* _Do this_
Copy out every record below, word for word.

* _Data for this task_
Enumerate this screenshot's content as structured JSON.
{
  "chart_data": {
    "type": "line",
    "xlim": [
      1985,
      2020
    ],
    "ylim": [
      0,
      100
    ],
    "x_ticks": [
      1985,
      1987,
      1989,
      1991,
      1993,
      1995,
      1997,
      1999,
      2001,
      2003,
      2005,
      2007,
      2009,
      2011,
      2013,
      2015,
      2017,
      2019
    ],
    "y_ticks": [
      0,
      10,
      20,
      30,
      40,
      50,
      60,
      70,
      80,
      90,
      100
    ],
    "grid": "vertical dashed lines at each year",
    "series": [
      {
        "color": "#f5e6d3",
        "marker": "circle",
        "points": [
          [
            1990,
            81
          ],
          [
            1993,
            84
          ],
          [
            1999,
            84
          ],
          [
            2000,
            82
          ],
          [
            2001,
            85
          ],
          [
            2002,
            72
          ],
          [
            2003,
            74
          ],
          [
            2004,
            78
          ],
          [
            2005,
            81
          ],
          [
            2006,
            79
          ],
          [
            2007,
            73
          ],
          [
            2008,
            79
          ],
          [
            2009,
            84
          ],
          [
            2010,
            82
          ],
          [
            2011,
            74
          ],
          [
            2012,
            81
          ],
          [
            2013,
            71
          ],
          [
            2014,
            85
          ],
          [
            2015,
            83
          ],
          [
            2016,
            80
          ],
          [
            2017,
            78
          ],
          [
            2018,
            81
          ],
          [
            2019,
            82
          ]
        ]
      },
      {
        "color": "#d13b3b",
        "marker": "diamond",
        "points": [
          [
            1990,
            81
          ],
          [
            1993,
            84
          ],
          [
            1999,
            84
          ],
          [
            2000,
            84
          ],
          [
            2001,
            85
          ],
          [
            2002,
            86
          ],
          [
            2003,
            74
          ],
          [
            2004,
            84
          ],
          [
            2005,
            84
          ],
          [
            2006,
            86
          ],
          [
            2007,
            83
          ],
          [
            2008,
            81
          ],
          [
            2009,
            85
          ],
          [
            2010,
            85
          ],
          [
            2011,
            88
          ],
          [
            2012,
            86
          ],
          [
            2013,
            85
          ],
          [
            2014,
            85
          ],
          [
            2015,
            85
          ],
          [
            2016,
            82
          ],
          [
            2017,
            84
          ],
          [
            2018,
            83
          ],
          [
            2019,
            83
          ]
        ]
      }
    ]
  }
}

* _The completed task_
Enumerate this screenshot's content as structured JSON.
{
  "chart_data": {
    "type": "line",
    "xlim": [
      1985,
      2020
    ],
    "ylim": [
      0,
      100
    ],
    "x_ticks": [
      1985,
      1987,
      1989,
      1991,
      1993,
      1995,
      1997,
      1999,
      2001,
      2003,
      2005,
      2007,
      2009,
      2011,
      2013,
      2015,
      2017,
      2019
    ],
    "y_ticks": [
      0,
      10,
      20,
      30,
      40,
      50,
      60,
      70,
      80,
      90,
      100
    ],
    "grid": "vertical dashed lines at each year",
    "series": [
      {
        "color": "#f5e6d3",
        "marker": "circle",
        "points": [
          [
            1990,
            81
          ],
          [
            1993,
            84
          ],
          [
            1999,
            84
          ],
          [
            2000,
            82
          ],
          [
            2001,
            85
          ],
          [
            2002,
            72
          ],
          [
            2003,
            74
          ],
          [
            2004,
            78
          ],
          [
            2005,
            81
          ],
          [
            2006,
            79
          ],
          [
            2007,
            73
          ],
          [
            2008,
            79
          ],
          [
            2009,
            84
          ],
          [
            2010,
            82
          ],
          [
            2011,
            74
          ],
          [
            2012,
            81
          ],
          [
            2013,
            71
          ],
          [
            2014,
            85
          ],
          [
            2015,
            83
          ],
          [
            2016,
            80
          ],
          [
            2017,
            78
          ],
          [
            2018,
            81
          ],
          [
            2019,
            82
          ]
        ]
      },
      {
        "color": "#d13b3b",
        "marker": "diamond",
        "points": [
          [
            1990,
            81
          ],
          [
            1993,
            84
          ],
          [
            1999,
            84
          ],
          [
            2000,
            84
          ],
          [
            2001,
            85
          ],
          [
            2002,
            86
          ],
          [
            2003,
            74
          ],
          [
            2004,
            84
          ],
          [
            2005,
            84
          ],
          [
            2006,
            86
          ],
          [
            2007,
            83
          ],
          [
            2008,
            81
          ],
          [
            2009,
            85
          ],
          [
            2010,
            85
          ],
          [
            2011,
            88
          ],
          [
            2012,
            86
          ],
          [
            2013,
            85
          ],
          [
            2014,
            85
          ],
          [
            2015,
            85
          ],
          [
            2016,
            82
          ],
          [
            2017,
            84
          ],
          [
            2018,
            83
          ],
          [
            2019,
            83
          ]
        ]
      }
    ]
  }
}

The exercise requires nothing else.